* [Work to do] Gather each line containing the string "sill" from these entries.

* [Data supplied]
** Begin **
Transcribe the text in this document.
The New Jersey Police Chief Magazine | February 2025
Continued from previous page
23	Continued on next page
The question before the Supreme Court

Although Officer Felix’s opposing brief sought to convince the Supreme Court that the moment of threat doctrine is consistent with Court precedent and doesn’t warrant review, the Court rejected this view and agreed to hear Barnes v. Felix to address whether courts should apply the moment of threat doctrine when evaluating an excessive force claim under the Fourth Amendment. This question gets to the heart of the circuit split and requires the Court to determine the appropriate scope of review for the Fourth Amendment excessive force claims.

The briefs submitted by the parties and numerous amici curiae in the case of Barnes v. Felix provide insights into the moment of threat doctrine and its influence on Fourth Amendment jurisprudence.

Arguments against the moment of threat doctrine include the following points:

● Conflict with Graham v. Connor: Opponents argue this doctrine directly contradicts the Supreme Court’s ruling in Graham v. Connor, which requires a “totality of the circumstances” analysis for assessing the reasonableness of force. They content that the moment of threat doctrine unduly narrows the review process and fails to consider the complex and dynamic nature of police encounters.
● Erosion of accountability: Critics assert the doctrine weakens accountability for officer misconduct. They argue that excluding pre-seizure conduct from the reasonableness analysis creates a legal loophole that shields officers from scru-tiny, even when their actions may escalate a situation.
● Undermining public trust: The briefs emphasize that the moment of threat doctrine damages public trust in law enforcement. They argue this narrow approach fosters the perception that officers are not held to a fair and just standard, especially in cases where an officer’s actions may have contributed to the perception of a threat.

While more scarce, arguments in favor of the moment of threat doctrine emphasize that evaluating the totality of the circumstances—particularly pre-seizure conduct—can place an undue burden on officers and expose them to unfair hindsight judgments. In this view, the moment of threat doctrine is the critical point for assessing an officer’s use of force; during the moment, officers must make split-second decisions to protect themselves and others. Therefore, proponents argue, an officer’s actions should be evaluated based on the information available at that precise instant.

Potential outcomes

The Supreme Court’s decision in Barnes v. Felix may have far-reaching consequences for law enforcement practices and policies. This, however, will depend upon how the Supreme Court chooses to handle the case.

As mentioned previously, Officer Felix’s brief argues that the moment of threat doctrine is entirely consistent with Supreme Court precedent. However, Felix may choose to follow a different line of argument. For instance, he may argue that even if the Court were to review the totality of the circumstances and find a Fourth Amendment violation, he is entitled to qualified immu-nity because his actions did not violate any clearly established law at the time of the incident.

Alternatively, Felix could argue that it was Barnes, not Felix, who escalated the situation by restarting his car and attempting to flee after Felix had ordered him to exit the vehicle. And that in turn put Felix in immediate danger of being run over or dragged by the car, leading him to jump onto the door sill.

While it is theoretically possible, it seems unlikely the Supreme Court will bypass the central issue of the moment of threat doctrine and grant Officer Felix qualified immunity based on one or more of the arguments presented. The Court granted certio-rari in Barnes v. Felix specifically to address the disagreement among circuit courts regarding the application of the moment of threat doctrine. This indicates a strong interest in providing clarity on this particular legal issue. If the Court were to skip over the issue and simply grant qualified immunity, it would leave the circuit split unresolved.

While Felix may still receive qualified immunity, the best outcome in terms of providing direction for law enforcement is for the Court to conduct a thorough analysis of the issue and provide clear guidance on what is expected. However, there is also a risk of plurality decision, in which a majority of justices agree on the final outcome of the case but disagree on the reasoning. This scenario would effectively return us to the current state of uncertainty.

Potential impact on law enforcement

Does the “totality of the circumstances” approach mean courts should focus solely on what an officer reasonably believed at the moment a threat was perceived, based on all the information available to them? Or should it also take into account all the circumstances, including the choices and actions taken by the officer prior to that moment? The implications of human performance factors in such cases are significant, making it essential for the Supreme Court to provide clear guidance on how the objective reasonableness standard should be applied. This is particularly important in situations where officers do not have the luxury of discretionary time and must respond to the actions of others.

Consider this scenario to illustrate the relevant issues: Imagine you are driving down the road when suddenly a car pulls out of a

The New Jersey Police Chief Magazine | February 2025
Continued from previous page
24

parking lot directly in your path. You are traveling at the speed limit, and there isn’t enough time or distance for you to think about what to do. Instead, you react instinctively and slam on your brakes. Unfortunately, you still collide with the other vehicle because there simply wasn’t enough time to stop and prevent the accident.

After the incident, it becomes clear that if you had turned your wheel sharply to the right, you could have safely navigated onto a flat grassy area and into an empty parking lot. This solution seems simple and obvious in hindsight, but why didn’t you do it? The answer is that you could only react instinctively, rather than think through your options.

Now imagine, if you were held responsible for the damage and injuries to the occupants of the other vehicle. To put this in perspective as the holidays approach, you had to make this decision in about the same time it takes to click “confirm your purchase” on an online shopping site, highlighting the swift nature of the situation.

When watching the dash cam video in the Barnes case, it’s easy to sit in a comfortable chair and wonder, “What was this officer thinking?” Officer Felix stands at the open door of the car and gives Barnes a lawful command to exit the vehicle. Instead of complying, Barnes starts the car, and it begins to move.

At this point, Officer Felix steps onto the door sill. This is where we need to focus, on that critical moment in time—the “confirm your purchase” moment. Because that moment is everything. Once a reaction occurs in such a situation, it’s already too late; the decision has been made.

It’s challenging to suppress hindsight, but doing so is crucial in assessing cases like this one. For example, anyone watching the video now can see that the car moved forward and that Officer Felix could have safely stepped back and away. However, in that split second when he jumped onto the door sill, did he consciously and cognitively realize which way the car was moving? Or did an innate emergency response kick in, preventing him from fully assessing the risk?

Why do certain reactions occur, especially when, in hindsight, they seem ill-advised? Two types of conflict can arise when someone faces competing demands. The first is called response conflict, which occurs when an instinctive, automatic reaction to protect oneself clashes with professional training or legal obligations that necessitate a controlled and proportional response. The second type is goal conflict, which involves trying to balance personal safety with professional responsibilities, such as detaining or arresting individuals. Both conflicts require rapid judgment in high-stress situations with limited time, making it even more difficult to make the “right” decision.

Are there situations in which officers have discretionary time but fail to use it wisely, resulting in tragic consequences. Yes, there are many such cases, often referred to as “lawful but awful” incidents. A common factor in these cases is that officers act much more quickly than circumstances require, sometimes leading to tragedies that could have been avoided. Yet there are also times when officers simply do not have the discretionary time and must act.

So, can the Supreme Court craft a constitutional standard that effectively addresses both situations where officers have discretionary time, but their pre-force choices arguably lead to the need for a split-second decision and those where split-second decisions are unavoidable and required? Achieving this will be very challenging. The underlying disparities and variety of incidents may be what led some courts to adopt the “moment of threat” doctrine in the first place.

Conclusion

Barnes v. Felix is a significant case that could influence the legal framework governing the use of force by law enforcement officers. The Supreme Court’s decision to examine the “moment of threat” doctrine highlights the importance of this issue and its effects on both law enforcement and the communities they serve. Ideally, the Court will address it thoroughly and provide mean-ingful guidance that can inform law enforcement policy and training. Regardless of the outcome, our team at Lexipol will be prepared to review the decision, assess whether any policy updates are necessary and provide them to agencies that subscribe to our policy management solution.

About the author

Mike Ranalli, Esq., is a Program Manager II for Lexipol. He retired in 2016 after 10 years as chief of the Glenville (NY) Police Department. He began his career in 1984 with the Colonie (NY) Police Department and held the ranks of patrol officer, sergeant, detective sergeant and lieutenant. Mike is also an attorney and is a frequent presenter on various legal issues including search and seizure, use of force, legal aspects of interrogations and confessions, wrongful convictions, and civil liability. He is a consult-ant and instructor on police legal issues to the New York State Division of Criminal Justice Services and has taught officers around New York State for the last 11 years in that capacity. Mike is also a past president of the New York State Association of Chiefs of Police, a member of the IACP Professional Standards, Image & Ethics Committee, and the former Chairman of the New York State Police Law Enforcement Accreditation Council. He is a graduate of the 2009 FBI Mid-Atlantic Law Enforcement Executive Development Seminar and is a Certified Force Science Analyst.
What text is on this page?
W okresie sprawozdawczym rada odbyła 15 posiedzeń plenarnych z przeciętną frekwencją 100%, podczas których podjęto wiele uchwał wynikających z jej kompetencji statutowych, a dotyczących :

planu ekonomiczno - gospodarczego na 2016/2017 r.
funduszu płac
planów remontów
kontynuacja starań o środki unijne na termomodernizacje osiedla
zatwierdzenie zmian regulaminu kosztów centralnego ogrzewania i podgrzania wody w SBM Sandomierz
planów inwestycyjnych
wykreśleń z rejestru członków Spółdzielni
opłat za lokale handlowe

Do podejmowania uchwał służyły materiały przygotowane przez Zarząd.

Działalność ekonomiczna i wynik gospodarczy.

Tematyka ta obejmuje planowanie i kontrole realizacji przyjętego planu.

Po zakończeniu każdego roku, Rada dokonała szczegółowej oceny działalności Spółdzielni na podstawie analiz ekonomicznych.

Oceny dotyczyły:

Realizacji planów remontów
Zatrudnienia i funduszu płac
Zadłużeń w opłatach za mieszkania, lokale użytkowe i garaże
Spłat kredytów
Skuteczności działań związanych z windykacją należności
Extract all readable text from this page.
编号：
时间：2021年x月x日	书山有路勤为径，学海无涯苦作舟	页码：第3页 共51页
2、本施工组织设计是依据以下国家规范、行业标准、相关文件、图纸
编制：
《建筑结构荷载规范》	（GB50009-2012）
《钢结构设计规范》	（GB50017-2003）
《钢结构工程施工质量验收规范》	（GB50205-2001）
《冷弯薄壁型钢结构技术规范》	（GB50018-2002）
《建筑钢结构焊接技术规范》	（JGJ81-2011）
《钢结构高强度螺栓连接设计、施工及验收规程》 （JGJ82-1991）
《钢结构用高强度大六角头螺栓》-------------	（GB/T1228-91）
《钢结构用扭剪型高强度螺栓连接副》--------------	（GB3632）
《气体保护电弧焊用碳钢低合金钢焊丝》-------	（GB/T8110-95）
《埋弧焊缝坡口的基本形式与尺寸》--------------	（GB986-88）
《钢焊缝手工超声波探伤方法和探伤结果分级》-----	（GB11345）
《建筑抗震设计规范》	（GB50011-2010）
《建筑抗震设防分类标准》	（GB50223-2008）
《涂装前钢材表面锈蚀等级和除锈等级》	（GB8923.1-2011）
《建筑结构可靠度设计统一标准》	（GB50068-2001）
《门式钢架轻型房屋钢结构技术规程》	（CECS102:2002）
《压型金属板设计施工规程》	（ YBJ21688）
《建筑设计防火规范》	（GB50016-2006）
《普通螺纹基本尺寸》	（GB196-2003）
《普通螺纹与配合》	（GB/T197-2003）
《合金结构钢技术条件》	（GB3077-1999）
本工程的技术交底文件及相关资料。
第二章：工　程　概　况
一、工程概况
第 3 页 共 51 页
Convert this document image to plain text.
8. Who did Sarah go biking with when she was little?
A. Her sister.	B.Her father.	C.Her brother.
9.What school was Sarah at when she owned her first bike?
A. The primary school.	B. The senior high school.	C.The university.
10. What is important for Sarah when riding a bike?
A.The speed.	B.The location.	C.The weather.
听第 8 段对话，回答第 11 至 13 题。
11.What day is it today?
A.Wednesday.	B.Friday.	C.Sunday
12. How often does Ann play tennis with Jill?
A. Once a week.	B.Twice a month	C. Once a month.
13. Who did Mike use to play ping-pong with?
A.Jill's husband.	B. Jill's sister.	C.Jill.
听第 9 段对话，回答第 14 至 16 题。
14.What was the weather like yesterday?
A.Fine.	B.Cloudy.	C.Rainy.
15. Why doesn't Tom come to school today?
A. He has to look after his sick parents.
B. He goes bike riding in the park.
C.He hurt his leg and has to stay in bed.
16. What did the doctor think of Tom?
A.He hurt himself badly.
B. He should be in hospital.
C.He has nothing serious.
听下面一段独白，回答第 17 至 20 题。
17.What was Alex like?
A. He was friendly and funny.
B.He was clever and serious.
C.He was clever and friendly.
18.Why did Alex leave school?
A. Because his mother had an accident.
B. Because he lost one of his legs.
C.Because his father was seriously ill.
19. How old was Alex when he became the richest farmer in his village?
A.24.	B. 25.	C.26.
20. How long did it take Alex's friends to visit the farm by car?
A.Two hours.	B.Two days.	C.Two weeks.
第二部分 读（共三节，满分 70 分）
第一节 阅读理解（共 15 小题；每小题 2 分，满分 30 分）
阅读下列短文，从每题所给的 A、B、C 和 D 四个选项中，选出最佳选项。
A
** End **
* [Complete response]
Alternatively, Felix could argue that it was Barnes, not Felix, who escalated the situation by restarting his car and attempting to flee after Felix had ordered him to exit the vehicle. And that in turn put Felix in immediate danger of being run over or dragged by the car, leading him to jump onto the door sill.
At this point, Officer Felix steps onto the door sill. This is where we need to focus, on that critical moment in time—the “confirm your purchase” moment. Because that moment is everything. Once a reaction occurs in such a situation, it’s already too late; the decision has been made.
It’s challenging to suppress hindsight, but doing so is crucial in assessing cases like this one. For example, anyone watching the video now can see that the car moved forward and that Officer Felix could have safely stepped back and away. However, in that split second when he jumped onto the door sill, did he consciously and cognitively realize which way the car was moving? Or did an innate emergency response kick in, preventing him from fully assessing the risk?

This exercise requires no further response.